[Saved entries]

◇ ◇ ◇ ◇ ◇

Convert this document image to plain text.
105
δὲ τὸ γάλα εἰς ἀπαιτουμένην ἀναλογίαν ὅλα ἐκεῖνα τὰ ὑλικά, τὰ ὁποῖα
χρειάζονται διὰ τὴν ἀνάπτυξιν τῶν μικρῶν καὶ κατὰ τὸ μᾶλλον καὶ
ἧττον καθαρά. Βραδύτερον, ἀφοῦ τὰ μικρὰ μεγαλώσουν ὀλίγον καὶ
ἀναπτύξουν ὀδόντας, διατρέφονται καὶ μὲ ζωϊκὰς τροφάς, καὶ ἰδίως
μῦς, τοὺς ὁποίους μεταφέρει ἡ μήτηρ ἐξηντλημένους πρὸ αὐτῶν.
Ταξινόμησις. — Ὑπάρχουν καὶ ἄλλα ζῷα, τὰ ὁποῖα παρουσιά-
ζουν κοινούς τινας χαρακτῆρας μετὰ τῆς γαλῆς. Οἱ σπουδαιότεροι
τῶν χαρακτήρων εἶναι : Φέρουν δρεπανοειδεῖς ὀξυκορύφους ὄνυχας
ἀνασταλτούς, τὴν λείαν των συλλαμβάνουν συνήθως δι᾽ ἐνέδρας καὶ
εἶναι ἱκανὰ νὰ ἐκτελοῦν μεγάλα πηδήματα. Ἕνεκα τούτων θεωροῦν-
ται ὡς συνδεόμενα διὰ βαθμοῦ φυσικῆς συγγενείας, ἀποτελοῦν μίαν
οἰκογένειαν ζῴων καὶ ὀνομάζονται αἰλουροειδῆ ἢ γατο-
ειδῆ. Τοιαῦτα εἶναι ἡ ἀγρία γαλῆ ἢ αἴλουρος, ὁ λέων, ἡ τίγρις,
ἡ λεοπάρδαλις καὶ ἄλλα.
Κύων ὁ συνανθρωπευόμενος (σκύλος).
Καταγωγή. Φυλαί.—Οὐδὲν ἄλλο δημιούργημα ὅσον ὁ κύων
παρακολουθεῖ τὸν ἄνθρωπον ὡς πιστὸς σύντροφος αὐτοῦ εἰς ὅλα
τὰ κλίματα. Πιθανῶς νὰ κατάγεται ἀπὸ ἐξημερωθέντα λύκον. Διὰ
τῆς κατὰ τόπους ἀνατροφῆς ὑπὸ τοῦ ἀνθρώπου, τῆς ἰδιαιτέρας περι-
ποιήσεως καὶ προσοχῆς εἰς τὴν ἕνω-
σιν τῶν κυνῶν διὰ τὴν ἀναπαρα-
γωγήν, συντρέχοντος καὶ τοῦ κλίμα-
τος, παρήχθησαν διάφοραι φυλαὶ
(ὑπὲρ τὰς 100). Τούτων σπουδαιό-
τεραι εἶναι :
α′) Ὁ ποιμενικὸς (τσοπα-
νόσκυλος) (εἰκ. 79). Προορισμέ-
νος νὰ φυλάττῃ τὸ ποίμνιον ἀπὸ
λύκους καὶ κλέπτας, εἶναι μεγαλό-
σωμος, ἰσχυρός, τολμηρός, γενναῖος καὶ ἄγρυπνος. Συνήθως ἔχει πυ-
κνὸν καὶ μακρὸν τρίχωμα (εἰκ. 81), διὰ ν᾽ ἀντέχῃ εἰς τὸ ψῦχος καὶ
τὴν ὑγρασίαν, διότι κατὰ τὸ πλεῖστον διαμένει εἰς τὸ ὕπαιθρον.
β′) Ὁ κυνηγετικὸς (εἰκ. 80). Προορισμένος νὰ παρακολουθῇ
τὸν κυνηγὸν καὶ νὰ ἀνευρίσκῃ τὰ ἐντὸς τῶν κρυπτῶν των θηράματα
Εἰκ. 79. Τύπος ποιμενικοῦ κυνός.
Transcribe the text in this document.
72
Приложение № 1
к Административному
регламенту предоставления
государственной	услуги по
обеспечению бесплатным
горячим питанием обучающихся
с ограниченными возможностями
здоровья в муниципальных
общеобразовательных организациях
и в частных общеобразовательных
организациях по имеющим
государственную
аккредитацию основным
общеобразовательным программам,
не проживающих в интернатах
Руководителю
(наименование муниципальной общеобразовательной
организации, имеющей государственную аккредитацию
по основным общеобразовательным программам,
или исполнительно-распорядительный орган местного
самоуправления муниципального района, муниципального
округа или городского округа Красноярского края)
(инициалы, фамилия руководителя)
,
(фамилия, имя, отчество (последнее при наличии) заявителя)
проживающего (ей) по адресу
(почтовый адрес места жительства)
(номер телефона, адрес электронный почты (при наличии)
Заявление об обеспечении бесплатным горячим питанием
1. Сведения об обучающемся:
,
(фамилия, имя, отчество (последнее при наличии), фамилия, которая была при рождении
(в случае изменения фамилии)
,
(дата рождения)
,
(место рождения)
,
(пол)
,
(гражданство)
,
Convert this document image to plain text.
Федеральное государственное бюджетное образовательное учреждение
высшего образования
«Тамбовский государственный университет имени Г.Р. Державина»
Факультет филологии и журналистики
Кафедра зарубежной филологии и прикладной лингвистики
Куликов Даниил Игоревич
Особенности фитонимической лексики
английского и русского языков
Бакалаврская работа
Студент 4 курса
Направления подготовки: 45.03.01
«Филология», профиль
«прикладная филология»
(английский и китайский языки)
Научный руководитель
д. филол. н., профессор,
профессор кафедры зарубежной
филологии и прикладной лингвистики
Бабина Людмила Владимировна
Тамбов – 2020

◇ ◇ ◇ ◇ ◇

§ The request: Transcribe the whole listing with nothing added or left out.

§ Solution:
Convert this document image to plain text.
105
δὲ τὸ γάλα εἰς ἀπαιτουμένην ἀναλογίαν ὅλα ἐκεῖνα τὰ ὑλικά, τὰ ὁποῖα
χρειάζονται διὰ τὴν ἀνάπτυξιν τῶν μικρῶν καὶ κατὰ τὸ μᾶλλον καὶ
ἧττον καθαρά. Βραδύτερον, ἀφοῦ τὰ μικρὰ μεγαλώσουν ὀλίγον καὶ
ἀναπτύξουν ὀδόντας, διατρέφονται καὶ μὲ ζωϊκὰς τροφάς, καὶ ἰδίως
μῦς, τοὺς ὁποίους μεταφέρει ἡ μήτηρ ἐξηντλημένους πρὸ αὐτῶν.
Ταξινόμησις. — Ὑπάρχουν καὶ ἄλλα ζῷα, τὰ ὁποῖα παρουσιά-
ζουν κοινούς τινας χαρακτῆρας μετὰ τῆς γαλῆς. Οἱ σπουδαιότεροι
τῶν χαρακτήρων εἶναι : Φέρουν δρεπανοειδεῖς ὀξυκορύφους ὄνυχας
ἀνασταλτούς, τὴν λείαν των συλλαμβάνουν συνήθως δι᾽ ἐνέδρας καὶ
εἶναι ἱκανὰ νὰ ἐκτελοῦν μεγάλα πηδήματα. Ἕνεκα τούτων θεωροῦν-
ται ὡς συνδεόμενα διὰ βαθμοῦ φυσικῆς συγγενείας, ἀποτελοῦν μίαν
οἰκογένειαν ζῴων καὶ ὀνομάζονται αἰλουροειδῆ ἢ γατο-
ειδῆ. Τοιαῦτα εἶναι ἡ ἀγρία γαλῆ ἢ αἴλουρος, ὁ λέων, ἡ τίγρις,
ἡ λεοπάρδαλις καὶ ἄλλα.
Κύων ὁ συνανθρωπευόμενος (σκύλος).
Καταγωγή. Φυλαί.—Οὐδὲν ἄλλο δημιούργημα ὅσον ὁ κύων
παρακολουθεῖ τὸν ἄνθρωπον ὡς πιστὸς σύντροφος αὐτοῦ εἰς ὅλα
τὰ κλίματα. Πιθανῶς νὰ κατάγεται ἀπὸ ἐξημερωθέντα λύκον. Διὰ
τῆς κατὰ τόπους ἀνατροφῆς ὑπὸ τοῦ ἀνθρώπου, τῆς ἰδιαιτέρας περι-
ποιήσεως καὶ προσοχῆς εἰς τὴν ἕνω-
σιν τῶν κυνῶν διὰ τὴν ἀναπαρα-
γωγήν, συντρέχοντος καὶ τοῦ κλίμα-
τος, παρήχθησαν διάφοραι φυλαὶ
(ὑπὲρ τὰς 100). Τούτων σπουδαιό-
τεραι εἶναι :
α′) Ὁ ποιμενικὸς (τσοπα-
νόσκυλος) (εἰκ. 79). Προορισμέ-
νος νὰ φυλάττῃ τὸ ποίμνιον ἀπὸ
λύκους καὶ κλέπτας, εἶναι μεγαλό-
σωμος, ἰσχυρός, τολμηρός, γενναῖος καὶ ἄγρυπνος. Συνήθως ἔχει πυ-
κνὸν καὶ μακρὸν τρίχωμα (εἰκ. 81), διὰ ν᾽ ἀντέχῃ εἰς τὸ ψῦχος καὶ
τὴν ὑγρασίαν, διότι κατὰ τὸ πλεῖστον διαμένει εἰς τὸ ὕπαιθρον.
β′) Ὁ κυνηγετικὸς (εἰκ. 80). Προορισμένος νὰ παρακολουθῇ
τὸν κυνηγὸν καὶ νὰ ἀνευρίσκῃ τὰ ἐντὸς τῶν κρυπτῶν των θηράματα
Εἰκ. 79. Τύπος ποιμενικοῦ κυνός.
Transcribe the text in this document.
72
Приложение № 1
к Административному
регламенту предоставления
государственной	услуги по
обеспечению бесплатным
горячим питанием обучающихся
с ограниченными возможностями
здоровья в муниципальных
общеобразовательных организациях
и в частных общеобразовательных
организациях по имеющим
государственную
аккредитацию основным
общеобразовательным программам,
не проживающих в интернатах
Руководителю
(наименование муниципальной общеобразовательной
организации, имеющей государственную аккредитацию
по основным общеобразовательным программам,
или исполнительно-распорядительный орган местного
самоуправления муниципального района, муниципального
округа или городского округа Красноярского края)
(инициалы, фамилия руководителя)
,
(фамилия, имя, отчество (последнее при наличии) заявителя)
проживающего (ей) по адресу
(почтовый адрес места жительства)
(номер телефона, адрес электронный почты (при наличии)
Заявление об обеспечении бесплатным горячим питанием
1. Сведения об обучающемся:
,
(фамилия, имя, отчество (последнее при наличии), фамилия, которая была при рождении
(в случае изменения фамилии)
,
(дата рождения)
,
(место рождения)
,
(пол)
,
(гражданство)
,
Convert this document image to plain text.
Федеральное государственное бюджетное образовательное учреждение
высшего образования
«Тамбовский государственный университет имени Г.Р. Державина»
Факультет филологии и журналистики
Кафедра зарубежной филологии и прикладной лингвистики
Куликов Даниил Игоревич
Особенности фитонимической лексики
английского и русского языков
Бакалаврская работа
Студент 4 курса
Направления подготовки: 45.03.01
«Филология», профиль
«прикладная филология»
(английский и китайский языки)
Научный руководитель
д. филол. н., профессор,
профессор кафедры зарубежной
филологии и прикладной лингвистики
Бабина Людмила Владимировна
Тамбов – 2020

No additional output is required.